• **INSTRUCTIONS FOR THE TASK**
Read through the lines below for the string "name" and copy each one that has it.
(ENTRIES SHOWN begins)
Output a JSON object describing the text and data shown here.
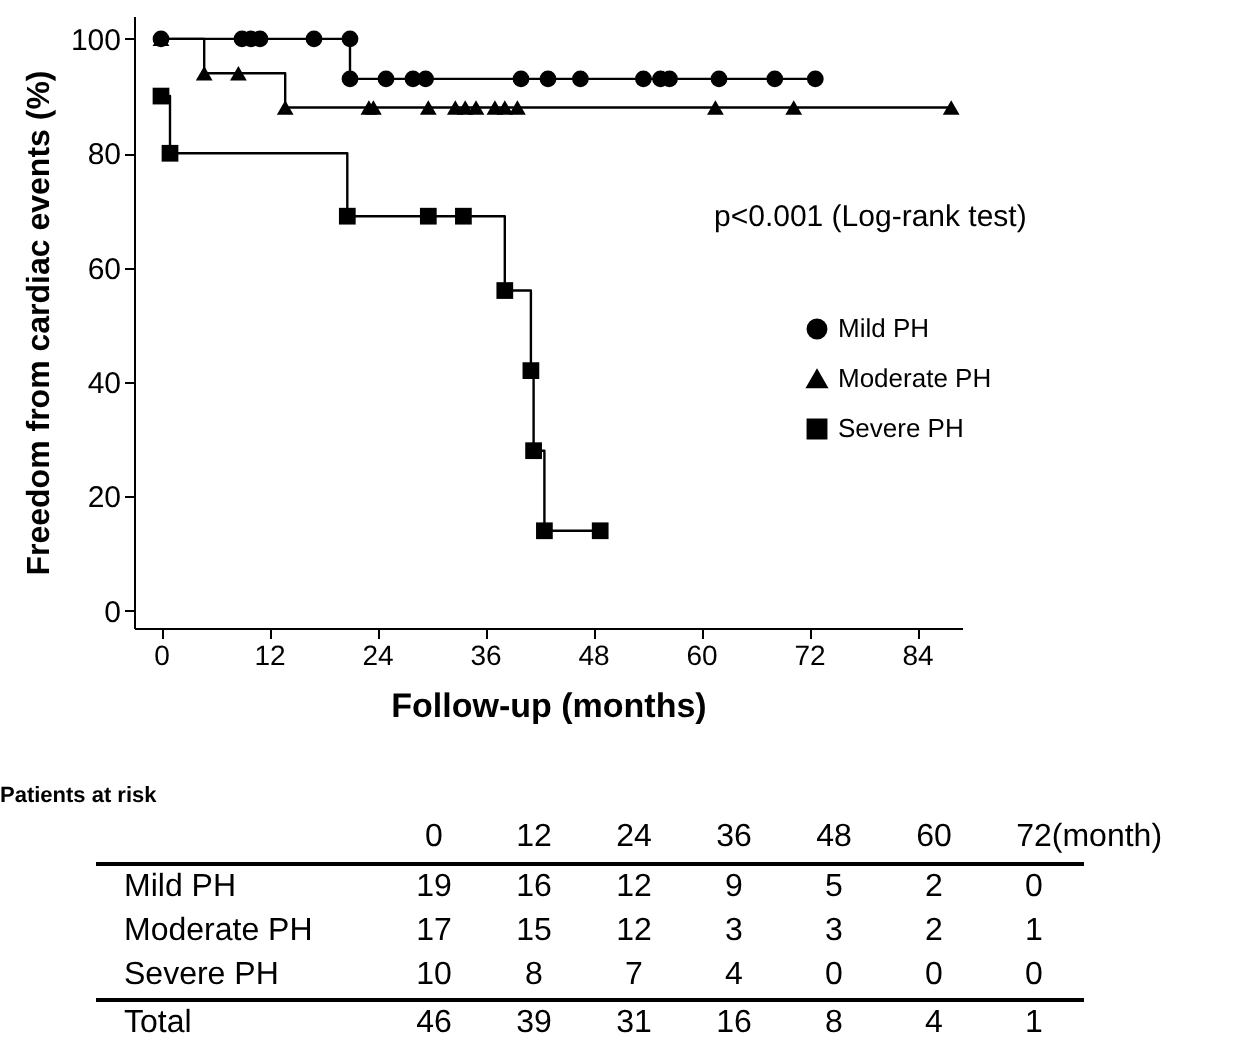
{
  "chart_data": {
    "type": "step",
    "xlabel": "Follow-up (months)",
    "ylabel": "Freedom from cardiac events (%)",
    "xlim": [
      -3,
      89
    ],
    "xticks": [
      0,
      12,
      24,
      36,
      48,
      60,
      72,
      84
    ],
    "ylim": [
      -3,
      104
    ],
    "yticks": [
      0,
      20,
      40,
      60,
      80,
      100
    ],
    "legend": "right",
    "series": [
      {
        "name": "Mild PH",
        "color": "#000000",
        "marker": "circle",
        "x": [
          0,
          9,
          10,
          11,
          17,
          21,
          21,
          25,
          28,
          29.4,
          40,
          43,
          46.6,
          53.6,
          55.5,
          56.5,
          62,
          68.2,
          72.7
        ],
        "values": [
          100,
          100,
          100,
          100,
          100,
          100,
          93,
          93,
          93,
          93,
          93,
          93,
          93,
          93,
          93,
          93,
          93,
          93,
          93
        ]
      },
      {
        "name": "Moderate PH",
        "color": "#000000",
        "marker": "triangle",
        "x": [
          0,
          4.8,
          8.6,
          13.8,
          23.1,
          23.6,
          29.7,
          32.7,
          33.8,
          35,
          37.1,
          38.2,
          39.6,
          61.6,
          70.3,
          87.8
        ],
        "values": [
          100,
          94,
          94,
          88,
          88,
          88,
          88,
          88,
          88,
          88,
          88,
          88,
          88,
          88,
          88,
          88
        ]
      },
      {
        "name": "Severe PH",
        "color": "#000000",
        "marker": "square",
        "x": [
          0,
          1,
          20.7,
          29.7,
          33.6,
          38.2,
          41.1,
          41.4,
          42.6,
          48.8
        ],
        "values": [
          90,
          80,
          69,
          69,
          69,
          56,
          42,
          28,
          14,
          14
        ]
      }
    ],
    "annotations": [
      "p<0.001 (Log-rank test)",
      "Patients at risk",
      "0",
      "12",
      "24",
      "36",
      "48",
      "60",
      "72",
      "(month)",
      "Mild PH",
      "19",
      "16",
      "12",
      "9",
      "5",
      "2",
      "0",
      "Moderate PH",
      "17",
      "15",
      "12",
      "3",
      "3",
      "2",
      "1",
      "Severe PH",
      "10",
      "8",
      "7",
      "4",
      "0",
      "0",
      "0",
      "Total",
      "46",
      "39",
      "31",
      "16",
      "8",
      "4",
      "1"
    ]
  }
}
(ENTRIES SHOWN ends)
• **YOUR RESPONSE**
        "name": "Mild PH",
        "name": "Moderate PH",
        "name": "Severe PH",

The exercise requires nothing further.